Problem to work on: Please reproduce every record, keeping each one exactly as written.

Data shown:

○ ○ ○

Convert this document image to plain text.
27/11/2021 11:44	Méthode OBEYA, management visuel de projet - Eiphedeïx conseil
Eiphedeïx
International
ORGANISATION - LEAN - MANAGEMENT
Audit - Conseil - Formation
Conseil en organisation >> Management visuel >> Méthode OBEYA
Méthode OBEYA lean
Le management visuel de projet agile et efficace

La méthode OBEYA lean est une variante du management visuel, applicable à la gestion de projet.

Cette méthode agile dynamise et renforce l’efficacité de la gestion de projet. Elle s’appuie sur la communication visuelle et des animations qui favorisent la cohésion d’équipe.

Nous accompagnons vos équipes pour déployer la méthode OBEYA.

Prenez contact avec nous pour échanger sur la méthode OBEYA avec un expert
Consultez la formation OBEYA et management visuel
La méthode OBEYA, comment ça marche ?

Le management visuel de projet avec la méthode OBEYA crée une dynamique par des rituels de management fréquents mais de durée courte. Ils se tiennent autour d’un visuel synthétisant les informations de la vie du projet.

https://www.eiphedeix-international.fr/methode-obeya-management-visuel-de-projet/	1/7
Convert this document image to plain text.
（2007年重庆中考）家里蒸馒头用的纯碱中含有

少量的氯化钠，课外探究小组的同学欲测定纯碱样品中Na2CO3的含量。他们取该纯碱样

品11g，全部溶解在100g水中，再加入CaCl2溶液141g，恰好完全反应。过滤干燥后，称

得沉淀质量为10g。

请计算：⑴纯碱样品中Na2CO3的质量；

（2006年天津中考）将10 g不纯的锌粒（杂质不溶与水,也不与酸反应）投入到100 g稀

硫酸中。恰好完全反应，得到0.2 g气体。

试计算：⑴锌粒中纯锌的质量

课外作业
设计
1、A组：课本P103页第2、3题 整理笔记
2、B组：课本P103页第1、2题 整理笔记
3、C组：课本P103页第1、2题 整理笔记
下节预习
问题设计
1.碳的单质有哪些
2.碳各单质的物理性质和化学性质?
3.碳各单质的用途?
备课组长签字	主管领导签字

○ ○ ○

Answer for this exercise:
Convert this document image to plain text.
27/11/2021 11:44	Méthode OBEYA, management visuel de projet - Eiphedeïx conseil
Eiphedeïx
International
ORGANISATION - LEAN - MANAGEMENT
Audit - Conseil - Formation
Conseil en organisation >> Management visuel >> Méthode OBEYA
Méthode OBEYA lean
Le management visuel de projet agile et efficace

La méthode OBEYA lean est une variante du management visuel, applicable à la gestion de projet.

Cette méthode agile dynamise et renforce l’efficacité de la gestion de projet. Elle s’appuie sur la communication visuelle et des animations qui favorisent la cohésion d’équipe.

Nous accompagnons vos équipes pour déployer la méthode OBEYA.

Prenez contact avec nous pour échanger sur la méthode OBEYA avec un expert
Consultez la formation OBEYA et management visuel
La méthode OBEYA, comment ça marche ?

Le management visuel de projet avec la méthode OBEYA crée une dynamique par des rituels de management fréquents mais de durée courte. Ils se tiennent autour d’un visuel synthétisant les informations de la vie du projet.

https://www.eiphedeix-international.fr/methode-obeya-management-visuel-de-projet/	1/7
Convert this document image to plain text.
（2007年重庆中考）家里蒸馒头用的纯碱中含有

少量的氯化钠，课外探究小组的同学欲测定纯碱样品中Na2CO3的含量。他们取该纯碱样

品11g，全部溶解在100g水中，再加入CaCl2溶液141g，恰好完全反应。过滤干燥后，称

得沉淀质量为10g。

请计算：⑴纯碱样品中Na2CO3的质量；

（2006年天津中考）将10 g不纯的锌粒（杂质不溶与水,也不与酸反应）投入到100 g稀

硫酸中。恰好完全反应，得到0.2 g气体。

试计算：⑴锌粒中纯锌的质量

课外作业
设计
1、A组：课本P103页第2、3题 整理笔记
2、B组：课本P103页第1、2题 整理笔记
3、C组：课本P103页第1、2题 整理笔记
下节预习
问题设计
1.碳的单质有哪些
2.碳各单质的物理性质和化学性质?
3.碳各单质的用途?
备课组长签字	主管领导签字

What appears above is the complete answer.